GIVEN PROBLEM: Search the material below for the word "Leadership" and copy every line in which it occurs.

[Dataset items]
>> begin
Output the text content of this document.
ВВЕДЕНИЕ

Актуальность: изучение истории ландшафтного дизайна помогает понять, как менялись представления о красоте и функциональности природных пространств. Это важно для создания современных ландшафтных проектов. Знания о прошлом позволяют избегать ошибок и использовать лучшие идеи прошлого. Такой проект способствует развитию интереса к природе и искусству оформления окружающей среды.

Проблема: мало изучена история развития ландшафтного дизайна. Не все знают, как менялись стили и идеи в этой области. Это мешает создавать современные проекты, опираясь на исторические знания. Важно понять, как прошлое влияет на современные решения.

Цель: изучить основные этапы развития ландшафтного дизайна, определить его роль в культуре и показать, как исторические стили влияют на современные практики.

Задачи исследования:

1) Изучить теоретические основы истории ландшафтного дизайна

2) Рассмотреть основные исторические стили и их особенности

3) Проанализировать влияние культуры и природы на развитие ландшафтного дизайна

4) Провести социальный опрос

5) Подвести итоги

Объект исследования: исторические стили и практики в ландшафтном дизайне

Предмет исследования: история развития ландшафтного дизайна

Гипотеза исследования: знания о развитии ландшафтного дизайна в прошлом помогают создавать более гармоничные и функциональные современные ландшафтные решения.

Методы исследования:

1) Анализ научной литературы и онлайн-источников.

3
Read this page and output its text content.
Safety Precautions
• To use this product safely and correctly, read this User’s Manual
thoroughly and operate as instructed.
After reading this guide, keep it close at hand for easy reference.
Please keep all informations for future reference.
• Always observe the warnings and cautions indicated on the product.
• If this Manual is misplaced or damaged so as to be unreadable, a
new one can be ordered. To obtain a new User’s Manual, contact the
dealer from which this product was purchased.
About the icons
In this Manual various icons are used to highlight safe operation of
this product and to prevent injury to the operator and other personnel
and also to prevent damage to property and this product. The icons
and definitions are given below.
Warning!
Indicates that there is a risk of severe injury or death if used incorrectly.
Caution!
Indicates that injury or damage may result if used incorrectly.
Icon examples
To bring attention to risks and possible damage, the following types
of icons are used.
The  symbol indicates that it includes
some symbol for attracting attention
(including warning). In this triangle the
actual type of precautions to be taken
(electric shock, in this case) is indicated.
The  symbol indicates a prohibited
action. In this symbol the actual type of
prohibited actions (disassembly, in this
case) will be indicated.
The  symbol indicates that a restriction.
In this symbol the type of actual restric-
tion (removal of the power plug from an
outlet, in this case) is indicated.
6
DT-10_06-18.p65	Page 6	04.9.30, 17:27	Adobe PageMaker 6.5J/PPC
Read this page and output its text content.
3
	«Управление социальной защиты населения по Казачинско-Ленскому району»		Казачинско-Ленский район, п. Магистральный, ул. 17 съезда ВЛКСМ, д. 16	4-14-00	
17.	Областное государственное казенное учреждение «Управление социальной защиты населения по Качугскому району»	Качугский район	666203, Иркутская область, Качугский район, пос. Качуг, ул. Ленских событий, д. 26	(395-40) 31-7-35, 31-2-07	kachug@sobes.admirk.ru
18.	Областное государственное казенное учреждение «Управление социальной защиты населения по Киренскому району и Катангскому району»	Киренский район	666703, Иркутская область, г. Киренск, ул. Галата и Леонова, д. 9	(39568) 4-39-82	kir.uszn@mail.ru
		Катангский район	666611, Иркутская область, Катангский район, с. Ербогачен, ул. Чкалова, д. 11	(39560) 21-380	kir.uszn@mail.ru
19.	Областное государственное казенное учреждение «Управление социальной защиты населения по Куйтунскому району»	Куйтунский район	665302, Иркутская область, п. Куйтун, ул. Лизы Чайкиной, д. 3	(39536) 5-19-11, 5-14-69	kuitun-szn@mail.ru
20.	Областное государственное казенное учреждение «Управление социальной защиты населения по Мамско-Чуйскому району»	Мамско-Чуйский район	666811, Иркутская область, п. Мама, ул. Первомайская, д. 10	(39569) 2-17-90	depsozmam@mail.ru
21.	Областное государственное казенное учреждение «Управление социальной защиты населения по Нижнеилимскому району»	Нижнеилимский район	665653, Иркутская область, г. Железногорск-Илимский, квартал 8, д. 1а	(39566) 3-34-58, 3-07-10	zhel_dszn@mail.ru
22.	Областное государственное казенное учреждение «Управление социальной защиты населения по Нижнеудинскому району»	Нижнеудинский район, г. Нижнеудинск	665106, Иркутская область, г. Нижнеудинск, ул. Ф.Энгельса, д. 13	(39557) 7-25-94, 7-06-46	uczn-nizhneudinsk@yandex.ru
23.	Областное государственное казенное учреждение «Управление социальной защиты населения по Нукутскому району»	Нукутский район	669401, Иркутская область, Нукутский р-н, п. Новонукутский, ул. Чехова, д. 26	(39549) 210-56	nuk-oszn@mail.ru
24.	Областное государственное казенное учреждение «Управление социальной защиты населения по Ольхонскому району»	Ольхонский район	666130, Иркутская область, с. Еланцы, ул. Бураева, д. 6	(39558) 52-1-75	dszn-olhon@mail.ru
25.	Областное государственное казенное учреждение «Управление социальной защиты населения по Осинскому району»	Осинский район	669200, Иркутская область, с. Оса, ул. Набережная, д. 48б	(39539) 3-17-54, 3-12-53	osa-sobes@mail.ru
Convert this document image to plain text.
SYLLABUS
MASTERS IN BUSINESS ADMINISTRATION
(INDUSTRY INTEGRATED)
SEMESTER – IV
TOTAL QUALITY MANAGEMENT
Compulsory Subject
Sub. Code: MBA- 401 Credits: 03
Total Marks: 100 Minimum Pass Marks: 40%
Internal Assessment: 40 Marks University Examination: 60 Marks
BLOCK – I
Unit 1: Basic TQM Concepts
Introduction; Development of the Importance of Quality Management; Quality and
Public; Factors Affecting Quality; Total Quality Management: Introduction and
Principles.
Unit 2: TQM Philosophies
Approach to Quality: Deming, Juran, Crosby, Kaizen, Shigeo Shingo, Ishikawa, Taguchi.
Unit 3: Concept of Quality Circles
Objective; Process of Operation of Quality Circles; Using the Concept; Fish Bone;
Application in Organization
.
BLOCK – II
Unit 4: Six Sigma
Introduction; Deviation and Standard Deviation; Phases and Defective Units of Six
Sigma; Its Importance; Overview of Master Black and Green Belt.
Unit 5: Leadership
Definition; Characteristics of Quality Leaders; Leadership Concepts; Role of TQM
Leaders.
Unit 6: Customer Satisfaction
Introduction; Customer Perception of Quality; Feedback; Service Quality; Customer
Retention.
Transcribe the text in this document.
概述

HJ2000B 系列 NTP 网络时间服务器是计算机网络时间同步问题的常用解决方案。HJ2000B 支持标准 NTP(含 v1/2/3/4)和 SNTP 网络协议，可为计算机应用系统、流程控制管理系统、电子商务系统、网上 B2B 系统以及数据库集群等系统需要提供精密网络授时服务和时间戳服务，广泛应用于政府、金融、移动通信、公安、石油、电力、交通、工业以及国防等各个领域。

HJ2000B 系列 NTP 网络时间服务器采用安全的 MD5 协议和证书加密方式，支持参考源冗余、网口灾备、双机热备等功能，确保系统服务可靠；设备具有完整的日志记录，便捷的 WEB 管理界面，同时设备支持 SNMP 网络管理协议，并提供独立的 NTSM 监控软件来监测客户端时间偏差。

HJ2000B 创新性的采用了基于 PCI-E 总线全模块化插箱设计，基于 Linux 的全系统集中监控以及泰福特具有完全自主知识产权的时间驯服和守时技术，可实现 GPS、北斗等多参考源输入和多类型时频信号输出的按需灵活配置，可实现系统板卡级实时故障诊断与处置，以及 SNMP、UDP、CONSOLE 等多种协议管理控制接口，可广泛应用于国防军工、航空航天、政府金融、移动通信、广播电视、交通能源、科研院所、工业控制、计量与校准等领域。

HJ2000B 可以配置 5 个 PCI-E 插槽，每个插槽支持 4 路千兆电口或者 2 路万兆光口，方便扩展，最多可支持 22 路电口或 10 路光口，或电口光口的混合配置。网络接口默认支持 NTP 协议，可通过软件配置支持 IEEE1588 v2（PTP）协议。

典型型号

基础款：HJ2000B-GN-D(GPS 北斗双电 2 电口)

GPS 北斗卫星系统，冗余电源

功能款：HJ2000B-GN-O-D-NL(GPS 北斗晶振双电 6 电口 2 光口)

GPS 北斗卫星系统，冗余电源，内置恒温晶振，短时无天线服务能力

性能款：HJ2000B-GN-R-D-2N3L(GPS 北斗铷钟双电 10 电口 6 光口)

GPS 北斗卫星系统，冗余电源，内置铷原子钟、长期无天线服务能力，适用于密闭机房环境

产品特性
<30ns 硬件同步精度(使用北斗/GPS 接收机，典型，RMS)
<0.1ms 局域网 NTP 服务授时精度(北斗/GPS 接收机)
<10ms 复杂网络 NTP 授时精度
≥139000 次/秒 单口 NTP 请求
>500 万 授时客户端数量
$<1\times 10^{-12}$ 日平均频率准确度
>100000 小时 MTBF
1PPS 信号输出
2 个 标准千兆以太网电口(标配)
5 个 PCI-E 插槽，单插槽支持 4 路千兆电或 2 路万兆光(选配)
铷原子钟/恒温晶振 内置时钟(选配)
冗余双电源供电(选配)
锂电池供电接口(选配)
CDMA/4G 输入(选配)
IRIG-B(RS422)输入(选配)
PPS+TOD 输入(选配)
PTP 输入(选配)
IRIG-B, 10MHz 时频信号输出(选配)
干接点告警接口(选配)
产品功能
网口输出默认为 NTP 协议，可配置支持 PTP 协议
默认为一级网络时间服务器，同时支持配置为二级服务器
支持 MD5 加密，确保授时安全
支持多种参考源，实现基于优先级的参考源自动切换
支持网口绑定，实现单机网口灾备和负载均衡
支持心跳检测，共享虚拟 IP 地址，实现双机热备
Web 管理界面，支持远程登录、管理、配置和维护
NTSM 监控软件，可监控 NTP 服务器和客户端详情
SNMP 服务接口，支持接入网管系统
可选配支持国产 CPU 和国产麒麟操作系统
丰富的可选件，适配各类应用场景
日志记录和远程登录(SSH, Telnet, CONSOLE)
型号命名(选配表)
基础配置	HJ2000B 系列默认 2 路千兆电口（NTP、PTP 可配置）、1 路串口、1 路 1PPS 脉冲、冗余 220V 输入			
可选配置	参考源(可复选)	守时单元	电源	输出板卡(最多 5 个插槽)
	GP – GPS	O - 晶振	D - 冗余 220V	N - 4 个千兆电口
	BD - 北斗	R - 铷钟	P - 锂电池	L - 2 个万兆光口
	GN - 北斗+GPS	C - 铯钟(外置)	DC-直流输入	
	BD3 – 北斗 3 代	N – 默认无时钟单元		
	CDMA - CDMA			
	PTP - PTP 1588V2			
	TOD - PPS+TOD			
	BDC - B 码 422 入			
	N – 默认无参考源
>> end
FINISHED ANSWER:
Unit 5: Leadership
Definition; Characteristics of Quality Leaders; Leadership Concepts; Role of TQM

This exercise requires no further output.